Saved data entries
^^^^
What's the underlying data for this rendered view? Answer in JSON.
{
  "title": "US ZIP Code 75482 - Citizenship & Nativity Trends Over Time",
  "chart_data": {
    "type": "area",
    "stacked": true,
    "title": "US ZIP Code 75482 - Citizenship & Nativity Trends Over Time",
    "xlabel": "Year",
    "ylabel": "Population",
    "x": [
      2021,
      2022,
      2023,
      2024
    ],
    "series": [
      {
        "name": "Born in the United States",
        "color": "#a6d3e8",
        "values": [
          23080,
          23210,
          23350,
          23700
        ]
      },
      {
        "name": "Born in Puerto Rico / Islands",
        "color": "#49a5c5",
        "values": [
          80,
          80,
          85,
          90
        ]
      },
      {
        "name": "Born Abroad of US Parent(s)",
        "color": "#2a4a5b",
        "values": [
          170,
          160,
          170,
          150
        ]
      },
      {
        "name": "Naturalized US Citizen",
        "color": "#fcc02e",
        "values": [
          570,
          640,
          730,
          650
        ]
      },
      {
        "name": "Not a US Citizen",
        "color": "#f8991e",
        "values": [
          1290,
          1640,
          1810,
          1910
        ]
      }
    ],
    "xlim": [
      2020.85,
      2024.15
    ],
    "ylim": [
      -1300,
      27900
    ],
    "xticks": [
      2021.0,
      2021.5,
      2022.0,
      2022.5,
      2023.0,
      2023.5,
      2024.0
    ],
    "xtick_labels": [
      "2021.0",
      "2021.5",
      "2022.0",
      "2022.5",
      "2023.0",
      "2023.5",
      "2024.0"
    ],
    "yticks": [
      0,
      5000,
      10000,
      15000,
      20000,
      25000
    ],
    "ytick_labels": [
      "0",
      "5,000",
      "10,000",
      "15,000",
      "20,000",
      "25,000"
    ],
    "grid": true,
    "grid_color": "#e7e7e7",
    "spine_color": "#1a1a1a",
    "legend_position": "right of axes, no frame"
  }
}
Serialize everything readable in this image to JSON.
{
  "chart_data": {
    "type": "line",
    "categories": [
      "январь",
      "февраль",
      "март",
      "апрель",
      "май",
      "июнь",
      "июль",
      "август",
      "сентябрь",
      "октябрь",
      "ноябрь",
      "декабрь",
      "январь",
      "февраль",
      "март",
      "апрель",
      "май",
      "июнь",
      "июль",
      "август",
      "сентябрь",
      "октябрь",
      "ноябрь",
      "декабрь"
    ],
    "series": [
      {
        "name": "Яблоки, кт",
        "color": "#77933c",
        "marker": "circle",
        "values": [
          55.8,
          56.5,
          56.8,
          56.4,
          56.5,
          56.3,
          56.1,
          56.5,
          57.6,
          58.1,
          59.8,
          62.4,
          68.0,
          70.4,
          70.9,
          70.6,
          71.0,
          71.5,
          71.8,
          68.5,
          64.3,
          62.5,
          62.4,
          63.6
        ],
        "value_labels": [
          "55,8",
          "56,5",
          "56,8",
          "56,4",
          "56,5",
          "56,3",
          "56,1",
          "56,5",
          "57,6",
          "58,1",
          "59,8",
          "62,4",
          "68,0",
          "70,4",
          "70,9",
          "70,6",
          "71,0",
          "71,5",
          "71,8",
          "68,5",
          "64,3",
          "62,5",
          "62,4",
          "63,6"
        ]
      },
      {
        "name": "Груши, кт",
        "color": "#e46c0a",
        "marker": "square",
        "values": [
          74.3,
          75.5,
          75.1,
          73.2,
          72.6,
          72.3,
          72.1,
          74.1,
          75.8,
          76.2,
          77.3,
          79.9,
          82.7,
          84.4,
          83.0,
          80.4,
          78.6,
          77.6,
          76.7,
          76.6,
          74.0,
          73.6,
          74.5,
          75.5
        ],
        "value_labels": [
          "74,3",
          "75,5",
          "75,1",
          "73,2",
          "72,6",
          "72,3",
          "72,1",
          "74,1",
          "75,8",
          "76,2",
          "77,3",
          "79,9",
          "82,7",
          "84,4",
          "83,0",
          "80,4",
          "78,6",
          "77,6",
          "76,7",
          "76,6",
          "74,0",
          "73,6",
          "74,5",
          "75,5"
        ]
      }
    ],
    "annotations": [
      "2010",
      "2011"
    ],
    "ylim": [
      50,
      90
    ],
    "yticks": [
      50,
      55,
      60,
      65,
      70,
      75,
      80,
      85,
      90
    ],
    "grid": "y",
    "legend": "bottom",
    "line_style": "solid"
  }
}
^^^^
◆ What the task asks ◆
Copy every line of the material, please, keeping it exactly the same.

◆ Task result ◆
What's the underlying data for this rendered view? Answer in JSON.
{
  "title": "US ZIP Code 75482 - Citizenship & Nativity Trends Over Time",
  "chart_data": {
    "type": "area",
    "stacked": true,
    "title": "US ZIP Code 75482 - Citizenship & Nativity Trends Over Time",
    "xlabel": "Year",
    "ylabel": "Population",
    "x": [
      2021,
      2022,
      2023,
      2024
    ],
    "series": [
      {
        "name": "Born in the United States",
        "color": "#a6d3e8",
        "values": [
          23080,
          23210,
          23350,
          23700
        ]
      },
      {
        "name": "Born in Puerto Rico / Islands",
        "color": "#49a5c5",
        "values": [
          80,
          80,
          85,
          90
        ]
      },
      {
        "name": "Born Abroad of US Parent(s)",
        "color": "#2a4a5b",
        "values": [
          170,
          160,
          170,
          150
        ]
      },
      {
        "name": "Naturalized US Citizen",
        "color": "#fcc02e",
        "values": [
          570,
          640,
          730,
          650
        ]
      },
      {
        "name": "Not a US Citizen",
        "color": "#f8991e",
        "values": [
          1290,
          1640,
          1810,
          1910
        ]
      }
    ],
    "xlim": [
      2020.85,
      2024.15
    ],
    "ylim": [
      -1300,
      27900
    ],
    "xticks": [
      2021.0,
      2021.5,
      2022.0,
      2022.5,
      2023.0,
      2023.5,
      2024.0
    ],
    "xtick_labels": [
      "2021.0",
      "2021.5",
      "2022.0",
      "2022.5",
      "2023.0",
      "2023.5",
      "2024.0"
    ],
    "yticks": [
      0,
      5000,
      10000,
      15000,
      20000,
      25000
    ],
    "ytick_labels": [
      "0",
      "5,000",
      "10,000",
      "15,000",
      "20,000",
      "25,000"
    ],
    "grid": true,
    "grid_color": "#e7e7e7",
    "spine_color": "#1a1a1a",
    "legend_position": "right of axes, no frame"
  }
}
Serialize everything readable in this image to JSON.
{
  "chart_data": {
    "type": "line",
    "categories": [
      "январь",
      "февраль",
      "март",
      "апрель",
      "май",
      "июнь",
      "июль",
      "август",
      "сентябрь",
      "октябрь",
      "ноябрь",
      "декабрь",
      "январь",
      "февраль",
      "март",
      "апрель",
      "май",
      "июнь",
      "июль",
      "август",
      "сентябрь",
      "октябрь",
      "ноябрь",
      "декабрь"
    ],
    "series": [
      {
        "name": "Яблоки, кт",
        "color": "#77933c",
        "marker": "circle",
        "values": [
          55.8,
          56.5,
          56.8,
          56.4,
          56.5,
          56.3,
          56.1,
          56.5,
          57.6,
          58.1,
          59.8,
          62.4,
          68.0,
          70.4,
          70.9,
          70.6,
          71.0,
          71.5,
          71.8,
          68.5,
          64.3,
          62.5,
          62.4,
          63.6
        ],
        "value_labels": [
          "55,8",
          "56,5",
          "56,8",
          "56,4",
          "56,5",
          "56,3",
          "56,1",
          "56,5",
          "57,6",
          "58,1",
          "59,8",
          "62,4",
          "68,0",
          "70,4",
          "70,9",
          "70,6",
          "71,0",
          "71,5",
          "71,8",
          "68,5",
          "64,3",
          "62,5",
          "62,4",
          "63,6"
        ]
      },
      {
        "name": "Груши, кт",
        "color": "#e46c0a",
        "marker": "square",
        "values": [
          74.3,
          75.5,
          75.1,
          73.2,
          72.6,
          72.3,
          72.1,
          74.1,
          75.8,
          76.2,
          77.3,
          79.9,
          82.7,
          84.4,
          83.0,
          80.4,
          78.6,
          77.6,
          76.7,
          76.6,
          74.0,
          73.6,
          74.5,
          75.5
        ],
        "value_labels": [
          "74,3",
          "75,5",
          "75,1",
          "73,2",
          "72,6",
          "72,3",
          "72,1",
          "74,1",
          "75,8",
          "76,2",
          "77,3",
          "79,9",
          "82,7",
          "84,4",
          "83,0",
          "80,4",
          "78,6",
          "77,6",
          "76,7",
          "76,6",
          "74,0",
          "73,6",
          "74,5",
          "75,5"
        ]
      }
    ],
    "annotations": [
      "2010",
      "2011"
    ],
    "ylim": [
      50,
      90
    ],
    "yticks": [
      50,
      55,
      60,
      65,
      70,
      75,
      80,
      85,
      90
    ],
    "grid": "y",
    "legend": "bottom",
    "line_style": "solid"
  }
}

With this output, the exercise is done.